**Aufgabe A:** Schreib aus der Auflistung die Zeilen wortgetreu ab. Fang mit der Zeile an, die "svg-text:EACHDRIVER: EACHDRIVER [162, 364, 253, 380]" enthält, und hör am Ende der Auflistung auf.

**Ausgewählter Abschnitt:**
·····
31.3.2017; East Sooke
Habe ich schon mal erwaehnt, dass ich es liebe einen Freitag fuer’s Angeln frei zu haben? Letzten Freitag ergab sich mal wieder eine solche Gelegenheit und ich stahl mich mit meinem Boot “Max Waldi” auf’s Meer. Der Drang auf’s Wasser schon am Freitag kam sicherlich auch von den windigen Wettervorhersagen fuer das kommende Wochenende. Aber auch wenn ich mich recht problemlos von Arbeit fuer diesen einen Tag loseisen konnte, sollte meine Solotour erst mit Verspaetung beginnen. Als ich zur Abfahrt bereit nochmal einen Inspektionsgang um das Gefaehrt machte, fiel mir auf, dass mein Nummernschild am Bootsanhaenger fehlte. Die Halterung war abgebrochen – entweder war das Plastik durch Vibration auf dem Highway weggebrochen oder jemand hatte es gestolen. Was nun? Ich rief die Versicherung an und die bestellten mich ein. Wie das so geht, Computerprobleme bla bla bla, und der ganze Spass kostete nicht nur ein paar Dollar sondern auch ca. 2 h Zeit.
·····
(Layout-Annotationsdaten)
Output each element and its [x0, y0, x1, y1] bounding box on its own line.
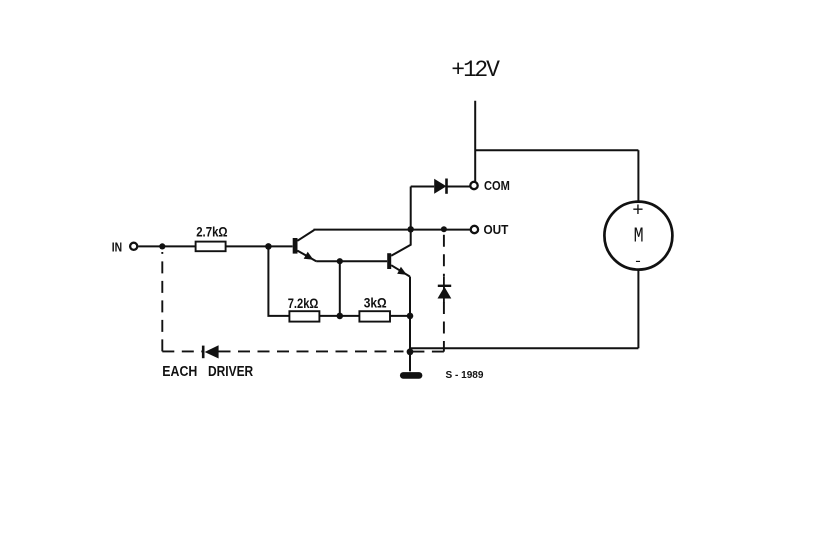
svg-text:EACHDRIVER: EACHDRIVER [162, 364, 253, 380]
svg-text:COM: COM [484, 178, 510, 193]
svg-text:+: + [632, 199, 643, 221]
svg-text:3kΩ: 3kΩ [364, 296, 387, 311]
svg-text:7.2kΩ: 7.2kΩ [288, 296, 319, 311]
svg-text:M: M [634, 225, 644, 248]
svg-text:2.7kΩ: 2.7kΩ [196, 225, 228, 240]
svg-text:IN: IN [112, 240, 122, 255]
svg-text:OUT: OUT [484, 222, 509, 237]
svg-text:-: - [633, 254, 642, 271]
svg-text:S - 1989: S - 1989 [446, 370, 484, 381]
svg-text:V: V [486, 57, 500, 83]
·····
**Aufgabe B:** Was fehlte laut dem Abschnitt über den Angeltag in East Sooke am Bootsanhänger?

**Antwort A:**
svg-text:EACHDRIVER: EACHDRIVER [162, 364, 253, 380]
svg-text:COM: COM [484, 178, 510, 193]
svg-text:+: + [632, 199, 643, 221]
svg-text:3kΩ: 3kΩ [364, 296, 387, 311]
svg-text:7.2kΩ: 7.2kΩ [288, 296, 319, 311]
svg-text:M: M [634, 225, 644, 248]
svg-text:2.7kΩ: 2.7kΩ [196, 225, 228, 240]
svg-text:IN: IN [112, 240, 122, 255]
svg-text:OUT: OUT [484, 222, 509, 237]
svg-text:-: - [633, 254, 642, 271]
svg-text:S - 1989: S - 1989 [446, 370, 484, 381]
svg-text:V: V [486, 57, 500, 83]

**Antwort B:** Das Nummernschild.